━━━━━ Data rows ━━━━━

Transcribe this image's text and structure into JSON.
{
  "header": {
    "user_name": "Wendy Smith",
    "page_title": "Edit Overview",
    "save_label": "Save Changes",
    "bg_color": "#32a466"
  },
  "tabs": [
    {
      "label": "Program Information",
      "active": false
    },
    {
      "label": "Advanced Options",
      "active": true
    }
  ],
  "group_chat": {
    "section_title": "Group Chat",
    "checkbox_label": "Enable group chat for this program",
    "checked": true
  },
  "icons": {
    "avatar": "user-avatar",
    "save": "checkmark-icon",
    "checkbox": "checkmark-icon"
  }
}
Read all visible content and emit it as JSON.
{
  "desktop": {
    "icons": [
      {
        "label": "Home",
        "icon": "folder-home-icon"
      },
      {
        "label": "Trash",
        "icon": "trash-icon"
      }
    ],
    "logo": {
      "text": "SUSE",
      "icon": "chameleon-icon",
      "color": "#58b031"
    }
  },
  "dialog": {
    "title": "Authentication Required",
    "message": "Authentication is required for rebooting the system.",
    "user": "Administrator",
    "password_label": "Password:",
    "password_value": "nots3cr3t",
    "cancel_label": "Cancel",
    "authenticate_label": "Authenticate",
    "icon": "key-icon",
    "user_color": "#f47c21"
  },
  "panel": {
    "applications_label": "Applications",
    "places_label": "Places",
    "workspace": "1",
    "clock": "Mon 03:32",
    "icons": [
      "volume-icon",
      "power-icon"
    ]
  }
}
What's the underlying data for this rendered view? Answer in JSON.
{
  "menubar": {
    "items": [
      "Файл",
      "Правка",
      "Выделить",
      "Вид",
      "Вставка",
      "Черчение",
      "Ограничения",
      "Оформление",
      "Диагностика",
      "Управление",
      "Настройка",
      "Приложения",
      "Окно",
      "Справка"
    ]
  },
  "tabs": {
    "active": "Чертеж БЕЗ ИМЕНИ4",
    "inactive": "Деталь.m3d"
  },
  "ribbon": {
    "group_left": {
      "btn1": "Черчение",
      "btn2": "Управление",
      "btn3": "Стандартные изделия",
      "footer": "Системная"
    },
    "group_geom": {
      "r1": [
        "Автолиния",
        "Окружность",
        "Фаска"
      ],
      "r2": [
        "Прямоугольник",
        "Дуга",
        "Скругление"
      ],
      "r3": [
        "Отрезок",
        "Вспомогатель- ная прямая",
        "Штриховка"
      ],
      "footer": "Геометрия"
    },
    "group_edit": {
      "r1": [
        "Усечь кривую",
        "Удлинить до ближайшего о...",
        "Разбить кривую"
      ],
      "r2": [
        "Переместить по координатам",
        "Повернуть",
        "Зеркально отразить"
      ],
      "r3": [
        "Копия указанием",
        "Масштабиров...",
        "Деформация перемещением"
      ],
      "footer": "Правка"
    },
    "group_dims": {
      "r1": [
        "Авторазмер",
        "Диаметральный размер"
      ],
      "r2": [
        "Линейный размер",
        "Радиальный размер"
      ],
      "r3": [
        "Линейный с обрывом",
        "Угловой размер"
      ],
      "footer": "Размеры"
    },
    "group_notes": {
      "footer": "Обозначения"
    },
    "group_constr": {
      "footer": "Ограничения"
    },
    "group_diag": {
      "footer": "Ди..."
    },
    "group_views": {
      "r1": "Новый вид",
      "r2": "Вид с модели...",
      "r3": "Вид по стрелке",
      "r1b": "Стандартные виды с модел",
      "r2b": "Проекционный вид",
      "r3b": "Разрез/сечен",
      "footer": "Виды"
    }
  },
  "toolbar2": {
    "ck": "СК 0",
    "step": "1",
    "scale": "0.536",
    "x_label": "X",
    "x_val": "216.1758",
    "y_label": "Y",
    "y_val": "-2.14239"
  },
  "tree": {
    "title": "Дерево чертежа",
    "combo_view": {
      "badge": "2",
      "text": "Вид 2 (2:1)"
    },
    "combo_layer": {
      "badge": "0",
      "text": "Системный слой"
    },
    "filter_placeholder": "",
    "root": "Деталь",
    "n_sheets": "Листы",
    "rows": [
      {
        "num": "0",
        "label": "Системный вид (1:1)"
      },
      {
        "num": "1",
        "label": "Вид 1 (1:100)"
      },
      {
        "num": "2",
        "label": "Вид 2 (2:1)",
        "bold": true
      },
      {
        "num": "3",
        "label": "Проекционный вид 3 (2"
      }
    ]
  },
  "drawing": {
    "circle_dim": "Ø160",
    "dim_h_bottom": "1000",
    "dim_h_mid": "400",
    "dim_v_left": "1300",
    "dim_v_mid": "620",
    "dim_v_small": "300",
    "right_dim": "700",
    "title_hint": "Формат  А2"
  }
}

━━━━━

Directions for this task:
How many lines in the listing contain "Проекционный"? Answer with the number alone.

Response below:
2